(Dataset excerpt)
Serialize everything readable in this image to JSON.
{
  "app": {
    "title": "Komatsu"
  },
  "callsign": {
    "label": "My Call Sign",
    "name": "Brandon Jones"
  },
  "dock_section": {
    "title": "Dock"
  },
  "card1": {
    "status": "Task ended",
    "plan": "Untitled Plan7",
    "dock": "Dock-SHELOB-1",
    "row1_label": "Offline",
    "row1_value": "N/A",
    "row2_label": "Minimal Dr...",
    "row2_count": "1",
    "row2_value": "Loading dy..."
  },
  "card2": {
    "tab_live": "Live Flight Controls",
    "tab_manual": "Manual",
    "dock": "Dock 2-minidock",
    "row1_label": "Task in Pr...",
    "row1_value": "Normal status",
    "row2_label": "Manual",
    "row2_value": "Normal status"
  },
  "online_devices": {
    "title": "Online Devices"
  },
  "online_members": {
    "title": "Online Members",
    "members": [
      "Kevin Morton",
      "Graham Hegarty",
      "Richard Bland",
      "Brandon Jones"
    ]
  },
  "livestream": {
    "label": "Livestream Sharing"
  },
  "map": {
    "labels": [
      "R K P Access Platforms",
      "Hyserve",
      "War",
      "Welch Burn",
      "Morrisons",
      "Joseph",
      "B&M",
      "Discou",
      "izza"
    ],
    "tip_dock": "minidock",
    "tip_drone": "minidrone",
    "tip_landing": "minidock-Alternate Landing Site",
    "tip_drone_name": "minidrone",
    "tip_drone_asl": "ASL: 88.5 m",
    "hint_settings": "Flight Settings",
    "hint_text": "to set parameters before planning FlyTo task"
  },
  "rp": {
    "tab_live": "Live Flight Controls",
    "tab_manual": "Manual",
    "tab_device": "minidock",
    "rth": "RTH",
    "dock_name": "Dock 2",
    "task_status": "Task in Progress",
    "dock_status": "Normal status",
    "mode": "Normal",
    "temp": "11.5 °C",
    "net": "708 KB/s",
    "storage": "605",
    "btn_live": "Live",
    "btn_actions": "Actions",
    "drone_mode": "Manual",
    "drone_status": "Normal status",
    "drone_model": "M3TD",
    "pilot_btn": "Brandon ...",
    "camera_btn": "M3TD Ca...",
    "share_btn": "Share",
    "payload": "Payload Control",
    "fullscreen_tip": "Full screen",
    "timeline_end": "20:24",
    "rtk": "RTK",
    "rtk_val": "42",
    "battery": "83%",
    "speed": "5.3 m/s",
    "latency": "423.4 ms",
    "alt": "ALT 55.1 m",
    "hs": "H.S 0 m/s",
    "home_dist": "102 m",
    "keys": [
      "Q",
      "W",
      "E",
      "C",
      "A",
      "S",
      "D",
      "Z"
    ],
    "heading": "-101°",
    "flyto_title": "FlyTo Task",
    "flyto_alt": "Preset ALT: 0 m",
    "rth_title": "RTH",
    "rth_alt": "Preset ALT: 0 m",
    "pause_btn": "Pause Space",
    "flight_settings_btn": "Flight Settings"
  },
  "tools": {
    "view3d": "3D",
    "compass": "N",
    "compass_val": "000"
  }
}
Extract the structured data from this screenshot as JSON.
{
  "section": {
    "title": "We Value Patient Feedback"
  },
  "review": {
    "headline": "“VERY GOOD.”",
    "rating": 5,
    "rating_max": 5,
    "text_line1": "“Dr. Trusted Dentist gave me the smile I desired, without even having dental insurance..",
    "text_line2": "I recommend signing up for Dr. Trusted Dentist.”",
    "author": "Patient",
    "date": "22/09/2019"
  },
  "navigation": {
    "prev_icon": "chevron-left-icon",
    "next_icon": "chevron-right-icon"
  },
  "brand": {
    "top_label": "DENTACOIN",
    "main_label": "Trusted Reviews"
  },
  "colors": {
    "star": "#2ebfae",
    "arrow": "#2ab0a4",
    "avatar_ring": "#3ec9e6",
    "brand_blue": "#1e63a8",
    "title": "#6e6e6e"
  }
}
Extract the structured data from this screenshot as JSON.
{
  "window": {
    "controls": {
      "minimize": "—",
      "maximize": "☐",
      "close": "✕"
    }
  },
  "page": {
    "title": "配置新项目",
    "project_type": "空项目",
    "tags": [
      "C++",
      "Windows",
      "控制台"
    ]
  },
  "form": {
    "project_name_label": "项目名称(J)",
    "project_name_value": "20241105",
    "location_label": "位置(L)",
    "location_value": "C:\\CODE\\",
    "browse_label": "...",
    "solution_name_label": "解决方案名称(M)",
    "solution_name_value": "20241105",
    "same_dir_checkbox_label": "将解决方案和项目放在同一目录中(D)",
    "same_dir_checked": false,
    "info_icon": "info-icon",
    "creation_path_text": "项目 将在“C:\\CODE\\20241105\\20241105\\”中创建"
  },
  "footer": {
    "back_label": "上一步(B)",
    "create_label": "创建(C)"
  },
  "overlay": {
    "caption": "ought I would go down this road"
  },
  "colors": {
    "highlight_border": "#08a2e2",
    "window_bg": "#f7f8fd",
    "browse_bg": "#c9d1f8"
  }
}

* _Problem_
Your task is to quote all of the data word for word.

* _Exercise result_
Serialize everything readable in this image to JSON.
{
  "app": {
    "title": "Komatsu"
  },
  "callsign": {
    "label": "My Call Sign",
    "name": "Brandon Jones"
  },
  "dock_section": {
    "title": "Dock"
  },
  "card1": {
    "status": "Task ended",
    "plan": "Untitled Plan7",
    "dock": "Dock-SHELOB-1",
    "row1_label": "Offline",
    "row1_value": "N/A",
    "row2_label": "Minimal Dr...",
    "row2_count": "1",
    "row2_value": "Loading dy..."
  },
  "card2": {
    "tab_live": "Live Flight Controls",
    "tab_manual": "Manual",
    "dock": "Dock 2-minidock",
    "row1_label": "Task in Pr...",
    "row1_value": "Normal status",
    "row2_label": "Manual",
    "row2_value": "Normal status"
  },
  "online_devices": {
    "title": "Online Devices"
  },
  "online_members": {
    "title": "Online Members",
    "members": [
      "Kevin Morton",
      "Graham Hegarty",
      "Richard Bland",
      "Brandon Jones"
    ]
  },
  "livestream": {
    "label": "Livestream Sharing"
  },
  "map": {
    "labels": [
      "R K P Access Platforms",
      "Hyserve",
      "War",
      "Welch Burn",
      "Morrisons",
      "Joseph",
      "B&M",
      "Discou",
      "izza"
    ],
    "tip_dock": "minidock",
    "tip_drone": "minidrone",
    "tip_landing": "minidock-Alternate Landing Site",
    "tip_drone_name": "minidrone",
    "tip_drone_asl": "ASL: 88.5 m",
    "hint_settings": "Flight Settings",
    "hint_text": "to set parameters before planning FlyTo task"
  },
  "rp": {
    "tab_live": "Live Flight Controls",
    "tab_manual": "Manual",
    "tab_device": "minidock",
    "rth": "RTH",
    "dock_name": "Dock 2",
    "task_status": "Task in Progress",
    "dock_status": "Normal status",
    "mode": "Normal",
    "temp": "11.5 °C",
    "net": "708 KB/s",
    "storage": "605",
    "btn_live": "Live",
    "btn_actions": "Actions",
    "drone_mode": "Manual",
    "drone_status": "Normal status",
    "drone_model": "M3TD",
    "pilot_btn": "Brandon ...",
    "camera_btn": "M3TD Ca...",
    "share_btn": "Share",
    "payload": "Payload Control",
    "fullscreen_tip": "Full screen",
    "timeline_end": "20:24",
    "rtk": "RTK",
    "rtk_val": "42",
    "battery": "83%",
    "speed": "5.3 m/s",
    "latency": "423.4 ms",
    "alt": "ALT 55.1 m",
    "hs": "H.S 0 m/s",
    "home_dist": "102 m",
    "keys": [
      "Q",
      "W",
      "E",
      "C",
      "A",
      "S",
      "D",
      "Z"
    ],
    "heading": "-101°",
    "flyto_title": "FlyTo Task",
    "flyto_alt": "Preset ALT: 0 m",
    "rth_title": "RTH",
    "rth_alt": "Preset ALT: 0 m",
    "pause_btn": "Pause Space",
    "flight_settings_btn": "Flight Settings"
  },
  "tools": {
    "view3d": "3D",
    "compass": "N",
    "compass_val": "000"
  }
}
Extract the structured data from this screenshot as JSON.
{
  "section": {
    "title": "We Value Patient Feedback"
  },
  "review": {
    "headline": "“VERY GOOD.”",
    "rating": 5,
    "rating_max": 5,
    "text_line1": "“Dr. Trusted Dentist gave me the smile I desired, without even having dental insurance..",
    "text_line2": "I recommend signing up for Dr. Trusted Dentist.”",
    "author": "Patient",
    "date": "22/09/2019"
  },
  "navigation": {
    "prev_icon": "chevron-left-icon",
    "next_icon": "chevron-right-icon"
  },
  "brand": {
    "top_label": "DENTACOIN",
    "main_label": "Trusted Reviews"
  },
  "colors": {
    "star": "#2ebfae",
    "arrow": "#2ab0a4",
    "avatar_ring": "#3ec9e6",
    "brand_blue": "#1e63a8",
    "title": "#6e6e6e"
  }
}
Extract the structured data from this screenshot as JSON.
{
  "window": {
    "controls": {
      "minimize": "—",
      "maximize": "☐",
      "close": "✕"
    }
  },
  "page": {
    "title": "配置新项目",
    "project_type": "空项目",
    "tags": [
      "C++",
      "Windows",
      "控制台"
    ]
  },
  "form": {
    "project_name_label": "项目名称(J)",
    "project_name_value": "20241105",
    "location_label": "位置(L)",
    "location_value": "C:\\CODE\\",
    "browse_label": "...",
    "solution_name_label": "解决方案名称(M)",
    "solution_name_value": "20241105",
    "same_dir_checkbox_label": "将解决方案和项目放在同一目录中(D)",
    "same_dir_checked": false,
    "info_icon": "info-icon",
    "creation_path_text": "项目 将在“C:\\CODE\\20241105\\20241105\\”中创建"
  },
  "footer": {
    "back_label": "上一步(B)",
    "create_label": "创建(C)"
  },
  "overlay": {
    "caption": "ought I would go down this road"
  },
  "colors": {
    "highlight_border": "#08a2e2",
    "window_bg": "#f7f8fd",
    "browse_bg": "#c9d1f8"
  }
}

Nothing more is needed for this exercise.